** start of Extract **
We are often asked to place faith in “expert judgment” in project management, but PMBOK only offers a spotty explanation for what actually defines such judgment. Simply saying it is “judgment based on expertise appropriate for the activity being performed” leaves too many questions. It makes you wonder how to define expertise, which judgment process to use, and where to find the right expertise to help you moving forward. In a post for Voices on Project Management, Lynda Bourne gives some tips on how to find, use, and understand expert judgment.
Time to Call in the Experts
Finding an expert for your project can be tricky, in that most non-experts will give you recommendations with total self-assuredness because they think they know everything on the subject (and don’t). Actual experts are more likely to tone back the sureness of their opinions to suggestions since they are more aware of the complexity of the field and the situation. It’s the manager’s goal here to make sure their expert is a reliable one.
** end of Extract **
> **The request**
Extend the piece on expert judgment in project management, starting right after its last sentence.
** start of Provided records **
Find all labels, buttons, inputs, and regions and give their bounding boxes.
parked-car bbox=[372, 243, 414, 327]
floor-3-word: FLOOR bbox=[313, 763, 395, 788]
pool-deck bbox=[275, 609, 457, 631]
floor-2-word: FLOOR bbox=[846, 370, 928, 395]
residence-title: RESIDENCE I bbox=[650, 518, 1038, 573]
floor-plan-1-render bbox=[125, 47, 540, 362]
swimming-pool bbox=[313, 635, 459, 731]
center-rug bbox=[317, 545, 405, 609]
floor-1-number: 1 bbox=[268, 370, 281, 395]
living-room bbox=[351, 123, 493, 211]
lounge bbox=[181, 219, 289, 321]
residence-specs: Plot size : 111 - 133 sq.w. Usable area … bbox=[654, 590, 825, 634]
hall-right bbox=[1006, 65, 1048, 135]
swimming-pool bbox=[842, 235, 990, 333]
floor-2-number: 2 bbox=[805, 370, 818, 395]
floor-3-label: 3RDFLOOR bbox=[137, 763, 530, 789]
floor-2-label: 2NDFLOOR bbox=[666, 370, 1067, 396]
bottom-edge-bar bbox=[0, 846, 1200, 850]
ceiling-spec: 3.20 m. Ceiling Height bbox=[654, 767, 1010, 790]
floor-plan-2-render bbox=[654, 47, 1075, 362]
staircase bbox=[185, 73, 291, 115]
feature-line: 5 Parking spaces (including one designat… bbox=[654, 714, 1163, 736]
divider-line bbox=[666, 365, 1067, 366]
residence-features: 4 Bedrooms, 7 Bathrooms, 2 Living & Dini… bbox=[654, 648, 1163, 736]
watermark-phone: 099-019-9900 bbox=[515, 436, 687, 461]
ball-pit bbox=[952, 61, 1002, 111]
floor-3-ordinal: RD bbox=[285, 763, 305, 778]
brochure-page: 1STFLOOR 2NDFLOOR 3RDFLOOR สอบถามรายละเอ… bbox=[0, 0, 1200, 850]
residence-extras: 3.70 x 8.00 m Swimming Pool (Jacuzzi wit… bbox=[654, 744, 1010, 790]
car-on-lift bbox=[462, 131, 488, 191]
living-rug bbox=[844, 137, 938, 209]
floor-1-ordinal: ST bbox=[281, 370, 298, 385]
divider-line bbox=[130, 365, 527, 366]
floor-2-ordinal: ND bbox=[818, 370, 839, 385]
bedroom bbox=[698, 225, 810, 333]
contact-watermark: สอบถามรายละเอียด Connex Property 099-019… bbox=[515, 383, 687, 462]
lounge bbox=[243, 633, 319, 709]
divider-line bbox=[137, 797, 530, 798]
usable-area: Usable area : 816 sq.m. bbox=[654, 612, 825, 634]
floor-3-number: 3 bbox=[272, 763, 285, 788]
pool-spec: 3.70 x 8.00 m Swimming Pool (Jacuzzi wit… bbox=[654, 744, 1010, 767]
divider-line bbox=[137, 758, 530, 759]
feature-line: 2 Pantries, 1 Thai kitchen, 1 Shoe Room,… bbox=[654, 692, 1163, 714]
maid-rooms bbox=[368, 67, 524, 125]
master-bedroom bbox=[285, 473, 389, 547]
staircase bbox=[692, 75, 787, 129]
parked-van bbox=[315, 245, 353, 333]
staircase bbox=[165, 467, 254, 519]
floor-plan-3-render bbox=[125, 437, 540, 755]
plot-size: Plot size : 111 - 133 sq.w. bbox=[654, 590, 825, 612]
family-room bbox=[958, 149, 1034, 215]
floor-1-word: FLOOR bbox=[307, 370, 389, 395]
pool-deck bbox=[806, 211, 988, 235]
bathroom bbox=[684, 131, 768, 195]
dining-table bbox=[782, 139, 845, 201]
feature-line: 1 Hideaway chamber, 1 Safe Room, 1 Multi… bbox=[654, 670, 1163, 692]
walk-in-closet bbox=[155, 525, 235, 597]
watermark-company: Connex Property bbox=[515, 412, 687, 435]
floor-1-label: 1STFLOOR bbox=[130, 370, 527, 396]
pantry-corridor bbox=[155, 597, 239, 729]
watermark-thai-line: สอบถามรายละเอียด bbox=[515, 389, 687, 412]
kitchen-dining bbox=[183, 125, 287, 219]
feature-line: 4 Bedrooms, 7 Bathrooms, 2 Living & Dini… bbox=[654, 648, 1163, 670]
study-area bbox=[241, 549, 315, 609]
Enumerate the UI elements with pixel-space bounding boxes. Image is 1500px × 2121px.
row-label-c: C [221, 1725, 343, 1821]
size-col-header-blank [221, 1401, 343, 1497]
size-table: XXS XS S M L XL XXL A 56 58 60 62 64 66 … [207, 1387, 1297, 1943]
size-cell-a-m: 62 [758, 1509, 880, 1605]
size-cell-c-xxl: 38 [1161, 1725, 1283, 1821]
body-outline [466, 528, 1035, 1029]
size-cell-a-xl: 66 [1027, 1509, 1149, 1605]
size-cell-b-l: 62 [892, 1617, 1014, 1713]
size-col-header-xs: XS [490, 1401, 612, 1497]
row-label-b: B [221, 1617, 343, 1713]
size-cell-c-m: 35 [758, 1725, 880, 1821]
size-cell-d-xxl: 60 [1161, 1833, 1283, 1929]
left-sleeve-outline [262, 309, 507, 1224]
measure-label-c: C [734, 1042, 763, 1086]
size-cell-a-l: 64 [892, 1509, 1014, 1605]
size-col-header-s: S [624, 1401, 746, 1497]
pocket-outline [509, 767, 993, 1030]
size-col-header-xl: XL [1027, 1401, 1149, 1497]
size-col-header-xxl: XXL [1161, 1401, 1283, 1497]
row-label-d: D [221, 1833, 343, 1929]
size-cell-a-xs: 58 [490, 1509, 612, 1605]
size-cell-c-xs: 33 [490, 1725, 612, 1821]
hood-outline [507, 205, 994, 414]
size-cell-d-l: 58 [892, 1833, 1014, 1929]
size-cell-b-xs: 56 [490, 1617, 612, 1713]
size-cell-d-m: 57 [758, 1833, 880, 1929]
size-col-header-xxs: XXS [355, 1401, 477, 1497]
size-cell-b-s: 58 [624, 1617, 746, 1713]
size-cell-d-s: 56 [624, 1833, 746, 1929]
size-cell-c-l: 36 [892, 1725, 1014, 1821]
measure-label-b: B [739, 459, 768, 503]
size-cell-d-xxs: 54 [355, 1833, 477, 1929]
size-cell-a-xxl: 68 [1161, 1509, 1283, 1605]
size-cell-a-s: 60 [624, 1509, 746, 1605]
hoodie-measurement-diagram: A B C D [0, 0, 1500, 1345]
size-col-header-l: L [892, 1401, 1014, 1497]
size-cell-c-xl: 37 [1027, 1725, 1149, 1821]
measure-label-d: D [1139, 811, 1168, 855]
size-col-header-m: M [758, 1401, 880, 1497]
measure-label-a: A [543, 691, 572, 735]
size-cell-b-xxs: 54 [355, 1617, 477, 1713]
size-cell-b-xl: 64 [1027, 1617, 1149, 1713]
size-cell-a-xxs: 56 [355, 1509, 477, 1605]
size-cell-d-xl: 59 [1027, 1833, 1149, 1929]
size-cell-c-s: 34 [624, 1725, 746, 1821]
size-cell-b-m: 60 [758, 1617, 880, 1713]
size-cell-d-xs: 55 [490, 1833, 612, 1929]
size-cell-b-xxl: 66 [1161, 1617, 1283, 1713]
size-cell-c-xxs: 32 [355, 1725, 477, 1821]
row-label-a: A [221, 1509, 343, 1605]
** end of Provided records **
> **Response to this exercise**
Bourne then goes on to state how important the judgment of project managers is:
The defining competence of every good manager, project managers included, is their ability to make effective and timely decisions. The challenge is balancing the decision’s importance, the timeframe in which the decision is required, the cost (including opportunity costs) accrued in reaching the decision and the availability of the resources used in the decision-making process.
The key elements of effective judgment are:
- Obtaining the best information available in the allotted time (you’ll never have all the desired information).
- Balancing and weighing information within an appropriate decision-making framework.
- Making the decision in the timeframe necessary.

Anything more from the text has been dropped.